_Excerpted data_
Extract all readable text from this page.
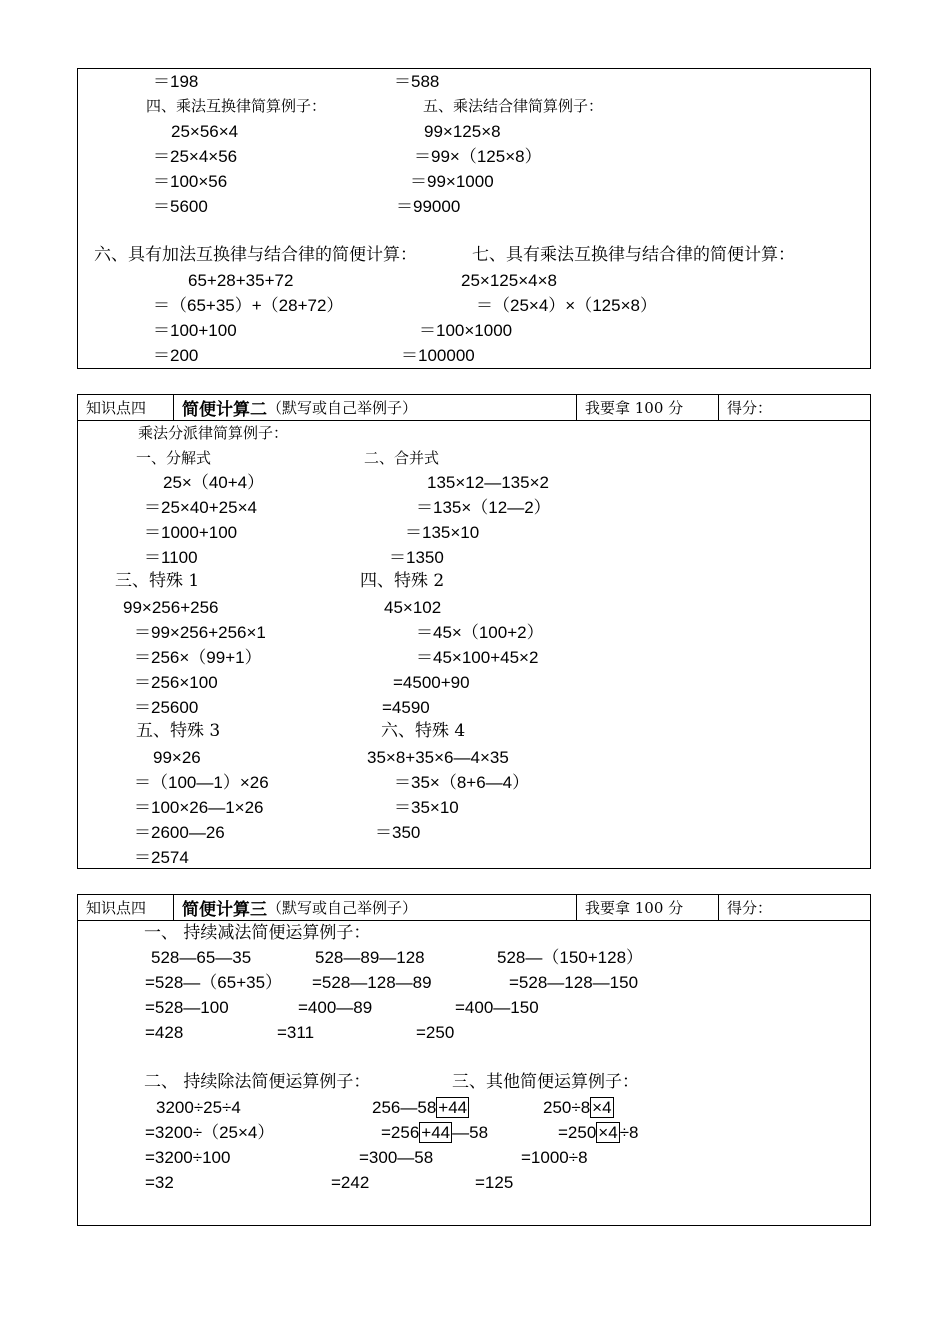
＝198	＝588
四、乘法互换律简算例子：	五、乘法结合律简算例子：
25×56×4	99×125×8
＝25×4×56	＝99×（125×8）
＝100×56	＝99×1000
＝5600	＝99000
六、具有加法互换律与结合律的简便计算：	七、具有乘法互换律与结合律的简便计算：
65+28+35+72	25×125×4×8
＝（65+35）+（28+72）	＝（25×4）×（125×8）
＝100+100	＝100×1000
＝200	＝100000
知识点四	简便计算二 （默写或自己举例子）	我要拿 100 分	得分：
乘法分派律简算例子：
一、分解式	二、合并式
25×（40+4）	135×12—135×2
＝25×40+25×4	＝135×（12—2）
＝1000+100	＝135×10
＝1100	＝1350
三、特殊 1	四、特殊 2
99×256+256	45×102
＝99×256+256×1	＝45×（100+2）
＝256×（99+1）	＝45×100+45×2
＝256×100	=4500+90
＝25600	=4590
五、特殊 3	六、特殊 4
99×26	35×8+35×6—4×35
＝（100—1）×26	＝35×（8+6—4）
＝100×26—1×26	＝35×10
＝2600—26	＝350
＝2574
知识点四	简便计算三 （默写或自己举例子）	我要拿 100 分	得分：
一、 持续减法简便运算例子：
528—65—35	528—89—128	528—（150+128）
=528—（65+35） =528—128—89	=528—128—150
=528—100	=400—89	=400—150
=428	=311	=250
二、 持续除法简便运算例子：	三、其他简便运算例子：
3200÷25÷4	256—58 +44	250÷8 ×4
=3200÷（25×4）	=256 +44 —58	=250 ×4 ÷8
=3200÷100	=300—58	=1000÷8
=32	=242	=125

_Your instructions_
Determine the number of lines where the string "知识点四" occurs, and give that number only.

_Result_
2